## Given task:
Reproduce all of the data word for word.

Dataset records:
-------
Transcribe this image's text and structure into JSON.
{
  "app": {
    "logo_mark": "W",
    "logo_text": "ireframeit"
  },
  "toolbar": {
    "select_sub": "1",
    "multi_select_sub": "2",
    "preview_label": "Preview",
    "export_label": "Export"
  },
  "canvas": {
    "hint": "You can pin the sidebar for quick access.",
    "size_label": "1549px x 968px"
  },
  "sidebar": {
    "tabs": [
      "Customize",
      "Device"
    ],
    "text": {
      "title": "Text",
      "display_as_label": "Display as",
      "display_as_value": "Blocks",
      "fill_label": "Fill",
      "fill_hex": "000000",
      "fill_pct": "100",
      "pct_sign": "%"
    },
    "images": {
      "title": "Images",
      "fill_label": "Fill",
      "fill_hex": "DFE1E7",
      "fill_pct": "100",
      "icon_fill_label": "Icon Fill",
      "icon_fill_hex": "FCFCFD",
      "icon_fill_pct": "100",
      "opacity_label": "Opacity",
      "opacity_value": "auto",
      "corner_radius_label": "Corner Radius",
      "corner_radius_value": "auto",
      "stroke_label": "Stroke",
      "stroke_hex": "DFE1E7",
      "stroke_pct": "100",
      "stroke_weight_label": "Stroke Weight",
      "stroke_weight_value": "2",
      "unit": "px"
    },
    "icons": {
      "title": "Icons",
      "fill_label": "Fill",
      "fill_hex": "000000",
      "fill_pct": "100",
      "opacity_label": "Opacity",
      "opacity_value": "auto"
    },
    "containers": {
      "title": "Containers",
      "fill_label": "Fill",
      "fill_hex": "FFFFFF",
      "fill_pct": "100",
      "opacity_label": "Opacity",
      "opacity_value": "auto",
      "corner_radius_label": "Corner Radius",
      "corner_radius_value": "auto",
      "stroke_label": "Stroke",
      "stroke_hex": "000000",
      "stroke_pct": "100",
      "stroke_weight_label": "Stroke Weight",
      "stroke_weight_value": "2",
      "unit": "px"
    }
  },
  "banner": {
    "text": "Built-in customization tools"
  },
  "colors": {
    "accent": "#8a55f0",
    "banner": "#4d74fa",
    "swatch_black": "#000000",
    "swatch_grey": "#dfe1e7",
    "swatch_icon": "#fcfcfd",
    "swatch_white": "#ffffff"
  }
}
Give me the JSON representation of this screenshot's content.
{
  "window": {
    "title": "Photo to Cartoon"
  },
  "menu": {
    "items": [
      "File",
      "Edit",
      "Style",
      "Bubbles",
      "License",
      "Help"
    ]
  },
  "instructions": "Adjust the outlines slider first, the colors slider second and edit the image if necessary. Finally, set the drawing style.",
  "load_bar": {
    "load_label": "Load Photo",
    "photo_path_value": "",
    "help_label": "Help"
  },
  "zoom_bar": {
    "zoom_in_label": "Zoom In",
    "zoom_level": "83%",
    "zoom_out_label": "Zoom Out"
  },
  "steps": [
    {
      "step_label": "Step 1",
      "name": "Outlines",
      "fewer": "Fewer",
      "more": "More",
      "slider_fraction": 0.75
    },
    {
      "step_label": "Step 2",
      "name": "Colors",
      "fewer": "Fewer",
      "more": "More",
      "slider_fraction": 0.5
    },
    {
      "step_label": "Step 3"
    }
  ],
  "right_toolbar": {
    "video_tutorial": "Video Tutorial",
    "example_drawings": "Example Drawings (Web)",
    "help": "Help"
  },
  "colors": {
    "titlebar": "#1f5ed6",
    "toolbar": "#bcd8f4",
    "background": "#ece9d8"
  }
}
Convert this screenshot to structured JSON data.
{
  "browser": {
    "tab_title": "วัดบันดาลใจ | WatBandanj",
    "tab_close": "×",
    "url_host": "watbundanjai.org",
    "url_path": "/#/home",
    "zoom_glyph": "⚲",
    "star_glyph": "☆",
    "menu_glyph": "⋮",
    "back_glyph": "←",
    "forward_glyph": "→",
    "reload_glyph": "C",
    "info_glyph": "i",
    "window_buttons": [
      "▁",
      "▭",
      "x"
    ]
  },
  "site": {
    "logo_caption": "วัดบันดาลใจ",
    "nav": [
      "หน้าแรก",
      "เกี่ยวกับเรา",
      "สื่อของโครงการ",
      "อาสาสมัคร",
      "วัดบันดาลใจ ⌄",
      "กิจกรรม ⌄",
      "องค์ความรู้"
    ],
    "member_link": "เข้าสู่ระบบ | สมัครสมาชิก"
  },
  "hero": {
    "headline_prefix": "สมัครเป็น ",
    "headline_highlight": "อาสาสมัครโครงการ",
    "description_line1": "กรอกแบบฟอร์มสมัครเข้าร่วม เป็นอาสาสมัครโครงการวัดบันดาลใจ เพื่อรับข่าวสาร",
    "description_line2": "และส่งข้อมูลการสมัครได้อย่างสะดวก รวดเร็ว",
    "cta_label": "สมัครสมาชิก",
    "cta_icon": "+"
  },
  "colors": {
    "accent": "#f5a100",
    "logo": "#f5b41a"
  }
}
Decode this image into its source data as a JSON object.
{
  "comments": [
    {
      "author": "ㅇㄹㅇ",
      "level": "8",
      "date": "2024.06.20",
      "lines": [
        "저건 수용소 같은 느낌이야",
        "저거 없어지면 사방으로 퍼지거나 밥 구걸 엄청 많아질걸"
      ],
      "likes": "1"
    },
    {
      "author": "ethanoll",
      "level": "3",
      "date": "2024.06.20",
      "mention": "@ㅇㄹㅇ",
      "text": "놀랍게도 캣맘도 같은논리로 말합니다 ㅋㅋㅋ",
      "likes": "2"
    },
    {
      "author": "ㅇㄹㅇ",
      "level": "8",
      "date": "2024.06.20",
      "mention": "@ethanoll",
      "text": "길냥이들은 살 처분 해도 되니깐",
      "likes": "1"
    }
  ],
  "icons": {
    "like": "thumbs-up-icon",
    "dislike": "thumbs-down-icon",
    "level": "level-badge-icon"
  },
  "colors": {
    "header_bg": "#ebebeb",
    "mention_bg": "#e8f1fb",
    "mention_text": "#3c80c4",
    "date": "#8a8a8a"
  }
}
-------
## Response below:
Transcribe this image's text and structure into JSON.
{
  "app": {
    "logo_mark": "W",
    "logo_text": "ireframeit"
  },
  "toolbar": {
    "select_sub": "1",
    "multi_select_sub": "2",
    "preview_label": "Preview",
    "export_label": "Export"
  },
  "canvas": {
    "hint": "You can pin the sidebar for quick access.",
    "size_label": "1549px x 968px"
  },
  "sidebar": {
    "tabs": [
      "Customize",
      "Device"
    ],
    "text": {
      "title": "Text",
      "display_as_label": "Display as",
      "display_as_value": "Blocks",
      "fill_label": "Fill",
      "fill_hex": "000000",
      "fill_pct": "100",
      "pct_sign": "%"
    },
    "images": {
      "title": "Images",
      "fill_label": "Fill",
      "fill_hex": "DFE1E7",
      "fill_pct": "100",
      "icon_fill_label": "Icon Fill",
      "icon_fill_hex": "FCFCFD",
      "icon_fill_pct": "100",
      "opacity_label": "Opacity",
      "opacity_value": "auto",
      "corner_radius_label": "Corner Radius",
      "corner_radius_value": "auto",
      "stroke_label": "Stroke",
      "stroke_hex": "DFE1E7",
      "stroke_pct": "100",
      "stroke_weight_label": "Stroke Weight",
      "stroke_weight_value": "2",
      "unit": "px"
    },
    "icons": {
      "title": "Icons",
      "fill_label": "Fill",
      "fill_hex": "000000",
      "fill_pct": "100",
      "opacity_label": "Opacity",
      "opacity_value": "auto"
    },
    "containers": {
      "title": "Containers",
      "fill_label": "Fill",
      "fill_hex": "FFFFFF",
      "fill_pct": "100",
      "opacity_label": "Opacity",
      "opacity_value": "auto",
      "corner_radius_label": "Corner Radius",
      "corner_radius_value": "auto",
      "stroke_label": "Stroke",
      "stroke_hex": "000000",
      "stroke_pct": "100",
      "stroke_weight_label": "Stroke Weight",
      "stroke_weight_value": "2",
      "unit": "px"
    }
  },
  "banner": {
    "text": "Built-in customization tools"
  },
  "colors": {
    "accent": "#8a55f0",
    "banner": "#4d74fa",
    "swatch_black": "#000000",
    "swatch_grey": "#dfe1e7",
    "swatch_icon": "#fcfcfd",
    "swatch_white": "#ffffff"
  }
}
Give me the JSON representation of this screenshot's content.
{
  "window": {
    "title": "Photo to Cartoon"
  },
  "menu": {
    "items": [
      "File",
      "Edit",
      "Style",
      "Bubbles",
      "License",
      "Help"
    ]
  },
  "instructions": "Adjust the outlines slider first, the colors slider second and edit the image if necessary. Finally, set the drawing style.",
  "load_bar": {
    "load_label": "Load Photo",
    "photo_path_value": "",
    "help_label": "Help"
  },
  "zoom_bar": {
    "zoom_in_label": "Zoom In",
    "zoom_level": "83%",
    "zoom_out_label": "Zoom Out"
  },
  "steps": [
    {
      "step_label": "Step 1",
      "name": "Outlines",
      "fewer": "Fewer",
      "more": "More",
      "slider_fraction": 0.75
    },
    {
      "step_label": "Step 2",
      "name": "Colors",
      "fewer": "Fewer",
      "more": "More",
      "slider_fraction": 0.5
    },
    {
      "step_label": "Step 3"
    }
  ],
  "right_toolbar": {
    "video_tutorial": "Video Tutorial",
    "example_drawings": "Example Drawings (Web)",
    "help": "Help"
  },
  "colors": {
    "titlebar": "#1f5ed6",
    "toolbar": "#bcd8f4",
    "background": "#ece9d8"
  }
}
Convert this screenshot to structured JSON data.
{
  "browser": {
    "tab_title": "วัดบันดาลใจ | WatBandanj",
    "tab_close": "×",
    "url_host": "watbundanjai.org",
    "url_path": "/#/home",
    "zoom_glyph": "⚲",
    "star_glyph": "☆",
    "menu_glyph": "⋮",
    "back_glyph": "←",
    "forward_glyph": "→",
    "reload_glyph": "C",
    "info_glyph": "i",
    "window_buttons": [
      "▁",
      "▭",
      "x"
    ]
  },
  "site": {
    "logo_caption": "วัดบันดาลใจ",
    "nav": [
      "หน้าแรก",
      "เกี่ยวกับเรา",
      "สื่อของโครงการ",
      "อาสาสมัคร",
      "วัดบันดาลใจ ⌄",
      "กิจกรรม ⌄",
      "องค์ความรู้"
    ],
    "member_link": "เข้าสู่ระบบ | สมัครสมาชิก"
  },
  "hero": {
    "headline_prefix": "สมัครเป็น ",
    "headline_highlight": "อาสาสมัครโครงการ",
    "description_line1": "กรอกแบบฟอร์มสมัครเข้าร่วม เป็นอาสาสมัครโครงการวัดบันดาลใจ เพื่อรับข่าวสาร",
    "description_line2": "และส่งข้อมูลการสมัครได้อย่างสะดวก รวดเร็ว",
    "cta_label": "สมัครสมาชิก",
    "cta_icon": "+"
  },
  "colors": {
    "accent": "#f5a100",
    "logo": "#f5b41a"
  }
}
Decode this image into its source data as a JSON object.
{
  "comments": [
    {
      "author": "ㅇㄹㅇ",
      "level": "8",
      "date": "2024.06.20",
      "lines": [
        "저건 수용소 같은 느낌이야",
        "저거 없어지면 사방으로 퍼지거나 밥 구걸 엄청 많아질걸"
      ],
      "likes": "1"
    },
    {
      "author": "ethanoll",
      "level": "3",
      "date": "2024.06.20",
      "mention": "@ㅇㄹㅇ",
      "text": "놀랍게도 캣맘도 같은논리로 말합니다 ㅋㅋㅋ",
      "likes": "2"
    },
    {
      "author": "ㅇㄹㅇ",
      "level": "8",
      "date": "2024.06.20",
      "mention": "@ethanoll",
      "text": "길냥이들은 살 처분 해도 되니깐",
      "likes": "1"
    }
  ],
  "icons": {
    "like": "thumbs-up-icon",
    "dislike": "thumbs-down-icon",
    "level": "level-badge-icon"
  },
  "colors": {
    "header_bg": "#ebebeb",
    "mention_bg": "#e8f1fb",
    "mention_text": "#3c80c4",
    "date": "#8a8a8a"
  }
}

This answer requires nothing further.